** Begin Material **

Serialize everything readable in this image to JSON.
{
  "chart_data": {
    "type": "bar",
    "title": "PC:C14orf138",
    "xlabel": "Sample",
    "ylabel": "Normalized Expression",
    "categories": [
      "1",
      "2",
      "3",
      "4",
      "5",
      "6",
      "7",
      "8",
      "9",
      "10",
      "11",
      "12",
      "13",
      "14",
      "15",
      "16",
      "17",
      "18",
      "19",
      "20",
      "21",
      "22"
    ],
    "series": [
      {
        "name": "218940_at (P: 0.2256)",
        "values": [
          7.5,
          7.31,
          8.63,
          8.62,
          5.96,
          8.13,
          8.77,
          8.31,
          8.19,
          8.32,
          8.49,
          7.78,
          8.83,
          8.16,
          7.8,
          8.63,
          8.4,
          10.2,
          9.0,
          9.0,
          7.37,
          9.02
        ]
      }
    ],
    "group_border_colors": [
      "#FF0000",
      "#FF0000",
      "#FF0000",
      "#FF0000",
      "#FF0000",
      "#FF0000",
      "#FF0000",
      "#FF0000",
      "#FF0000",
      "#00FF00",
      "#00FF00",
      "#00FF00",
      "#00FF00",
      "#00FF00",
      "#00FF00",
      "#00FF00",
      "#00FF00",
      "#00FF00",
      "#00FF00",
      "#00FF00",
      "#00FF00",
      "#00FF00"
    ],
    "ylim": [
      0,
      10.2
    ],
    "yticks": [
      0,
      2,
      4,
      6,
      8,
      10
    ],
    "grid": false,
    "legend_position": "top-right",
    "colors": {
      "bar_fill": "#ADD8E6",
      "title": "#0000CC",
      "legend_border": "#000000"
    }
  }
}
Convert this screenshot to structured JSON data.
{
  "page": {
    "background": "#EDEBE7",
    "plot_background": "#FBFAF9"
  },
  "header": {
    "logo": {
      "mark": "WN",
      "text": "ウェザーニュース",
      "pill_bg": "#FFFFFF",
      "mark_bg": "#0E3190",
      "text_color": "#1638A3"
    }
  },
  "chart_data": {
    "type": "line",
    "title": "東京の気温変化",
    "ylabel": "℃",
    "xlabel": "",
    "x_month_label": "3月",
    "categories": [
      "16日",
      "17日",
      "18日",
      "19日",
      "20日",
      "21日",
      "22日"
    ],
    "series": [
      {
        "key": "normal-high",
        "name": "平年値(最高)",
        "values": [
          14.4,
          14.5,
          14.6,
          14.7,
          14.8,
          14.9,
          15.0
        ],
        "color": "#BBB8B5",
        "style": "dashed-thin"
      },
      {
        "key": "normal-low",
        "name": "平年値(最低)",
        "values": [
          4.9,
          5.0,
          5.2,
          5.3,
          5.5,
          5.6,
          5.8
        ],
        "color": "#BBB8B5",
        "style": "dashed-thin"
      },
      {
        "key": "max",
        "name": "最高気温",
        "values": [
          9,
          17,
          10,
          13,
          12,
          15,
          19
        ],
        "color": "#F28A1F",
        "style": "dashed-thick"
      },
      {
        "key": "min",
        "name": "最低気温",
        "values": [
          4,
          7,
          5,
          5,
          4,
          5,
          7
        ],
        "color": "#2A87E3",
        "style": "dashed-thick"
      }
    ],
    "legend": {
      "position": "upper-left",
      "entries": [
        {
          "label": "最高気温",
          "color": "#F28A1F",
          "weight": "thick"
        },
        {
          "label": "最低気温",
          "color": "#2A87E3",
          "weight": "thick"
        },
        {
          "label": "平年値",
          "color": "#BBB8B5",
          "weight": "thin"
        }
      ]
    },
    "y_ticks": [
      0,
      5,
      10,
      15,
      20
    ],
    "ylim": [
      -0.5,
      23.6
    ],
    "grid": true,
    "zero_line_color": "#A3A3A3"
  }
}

** End Material **

**Aim:** The listing above should be transcribed in full, exactly as written.

**Exercise answer:**
Serialize everything readable in this image to JSON.
{
  "chart_data": {
    "type": "bar",
    "title": "PC:C14orf138",
    "xlabel": "Sample",
    "ylabel": "Normalized Expression",
    "categories": [
      "1",
      "2",
      "3",
      "4",
      "5",
      "6",
      "7",
      "8",
      "9",
      "10",
      "11",
      "12",
      "13",
      "14",
      "15",
      "16",
      "17",
      "18",
      "19",
      "20",
      "21",
      "22"
    ],
    "series": [
      {
        "name": "218940_at (P: 0.2256)",
        "values": [
          7.5,
          7.31,
          8.63,
          8.62,
          5.96,
          8.13,
          8.77,
          8.31,
          8.19,
          8.32,
          8.49,
          7.78,
          8.83,
          8.16,
          7.8,
          8.63,
          8.4,
          10.2,
          9.0,
          9.0,
          7.37,
          9.02
        ]
      }
    ],
    "group_border_colors": [
      "#FF0000",
      "#FF0000",
      "#FF0000",
      "#FF0000",
      "#FF0000",
      "#FF0000",
      "#FF0000",
      "#FF0000",
      "#FF0000",
      "#00FF00",
      "#00FF00",
      "#00FF00",
      "#00FF00",
      "#00FF00",
      "#00FF00",
      "#00FF00",
      "#00FF00",
      "#00FF00",
      "#00FF00",
      "#00FF00",
      "#00FF00",
      "#00FF00"
    ],
    "ylim": [
      0,
      10.2
    ],
    "yticks": [
      0,
      2,
      4,
      6,
      8,
      10
    ],
    "grid": false,
    "legend_position": "top-right",
    "colors": {
      "bar_fill": "#ADD8E6",
      "title": "#0000CC",
      "legend_border": "#000000"
    }
  }
}
Convert this screenshot to structured JSON data.
{
  "page": {
    "background": "#EDEBE7",
    "plot_background": "#FBFAF9"
  },
  "header": {
    "logo": {
      "mark": "WN",
      "text": "ウェザーニュース",
      "pill_bg": "#FFFFFF",
      "mark_bg": "#0E3190",
      "text_color": "#1638A3"
    }
  },
  "chart_data": {
    "type": "line",
    "title": "東京の気温変化",
    "ylabel": "℃",
    "xlabel": "",
    "x_month_label": "3月",
    "categories": [
      "16日",
      "17日",
      "18日",
      "19日",
      "20日",
      "21日",
      "22日"
    ],
    "series": [
      {
        "key": "normal-high",
        "name": "平年値(最高)",
        "values": [
          14.4,
          14.5,
          14.6,
          14.7,
          14.8,
          14.9,
          15.0
        ],
        "color": "#BBB8B5",
        "style": "dashed-thin"
      },
      {
        "key": "normal-low",
        "name": "平年値(最低)",
        "values": [
          4.9,
          5.0,
          5.2,
          5.3,
          5.5,
          5.6,
          5.8
        ],
        "color": "#BBB8B5",
        "style": "dashed-thin"
      },
      {
        "key": "max",
        "name": "最高気温",
        "values": [
          9,
          17,
          10,
          13,
          12,
          15,
          19
        ],
        "color": "#F28A1F",
        "style": "dashed-thick"
      },
      {
        "key": "min",
        "name": "最低気温",
        "values": [
          4,
          7,
          5,
          5,
          4,
          5,
          7
        ],
        "color": "#2A87E3",
        "style": "dashed-thick"
      }
    ],
    "legend": {
      "position": "upper-left",
      "entries": [
        {
          "label": "最高気温",
          "color": "#F28A1F",
          "weight": "thick"
        },
        {
          "label": "最低気温",
          "color": "#2A87E3",
          "weight": "thick"
        },
        {
          "label": "平年値",
          "color": "#BBB8B5",
          "weight": "thin"
        }
      ]
    },
    "y_ticks": [
      0,
      5,
      10,
      15,
      20
    ],
    "ylim": [
      -0.5,
      23.6
    ],
    "grid": true,
    "zero_line_color": "#A3A3A3"
  }
}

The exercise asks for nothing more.